● **Records for this task**:

[Start]

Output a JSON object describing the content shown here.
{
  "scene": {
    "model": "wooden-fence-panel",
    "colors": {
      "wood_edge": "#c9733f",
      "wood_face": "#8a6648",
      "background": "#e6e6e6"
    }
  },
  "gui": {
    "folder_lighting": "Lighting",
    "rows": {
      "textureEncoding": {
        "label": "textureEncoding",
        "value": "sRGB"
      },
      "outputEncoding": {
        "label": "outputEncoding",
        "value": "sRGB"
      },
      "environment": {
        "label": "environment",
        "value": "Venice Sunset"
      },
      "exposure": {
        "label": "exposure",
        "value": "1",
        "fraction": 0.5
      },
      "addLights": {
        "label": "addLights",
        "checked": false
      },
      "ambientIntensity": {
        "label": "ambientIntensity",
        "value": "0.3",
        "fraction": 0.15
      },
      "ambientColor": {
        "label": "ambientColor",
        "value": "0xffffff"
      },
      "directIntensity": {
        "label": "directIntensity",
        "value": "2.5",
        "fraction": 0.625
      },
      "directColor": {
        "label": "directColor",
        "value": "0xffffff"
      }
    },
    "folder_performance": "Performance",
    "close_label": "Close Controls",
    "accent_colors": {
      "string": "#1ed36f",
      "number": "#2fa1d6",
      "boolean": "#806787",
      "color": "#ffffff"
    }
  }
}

[End]

● **Work to complete**:
Print all the data exactly.

● **Exercise solution**:
Output a JSON object describing the content shown here.
{
  "scene": {
    "model": "wooden-fence-panel",
    "colors": {
      "wood_edge": "#c9733f",
      "wood_face": "#8a6648",
      "background": "#e6e6e6"
    }
  },
  "gui": {
    "folder_lighting": "Lighting",
    "rows": {
      "textureEncoding": {
        "label": "textureEncoding",
        "value": "sRGB"
      },
      "outputEncoding": {
        "label": "outputEncoding",
        "value": "sRGB"
      },
      "environment": {
        "label": "environment",
        "value": "Venice Sunset"
      },
      "exposure": {
        "label": "exposure",
        "value": "1",
        "fraction": 0.5
      },
      "addLights": {
        "label": "addLights",
        "checked": false
      },
      "ambientIntensity": {
        "label": "ambientIntensity",
        "value": "0.3",
        "fraction": 0.15
      },
      "ambientColor": {
        "label": "ambientColor",
        "value": "0xffffff"
      },
      "directIntensity": {
        "label": "directIntensity",
        "value": "2.5",
        "fraction": 0.625
      },
      "directColor": {
        "label": "directColor",
        "value": "0xffffff"
      }
    },
    "folder_performance": "Performance",
    "close_label": "Close Controls",
    "accent_colors": {
      "string": "#1ed36f",
      "number": "#2fa1d6",
      "boolean": "#806787",
      "color": "#ffffff"
    }
  }
}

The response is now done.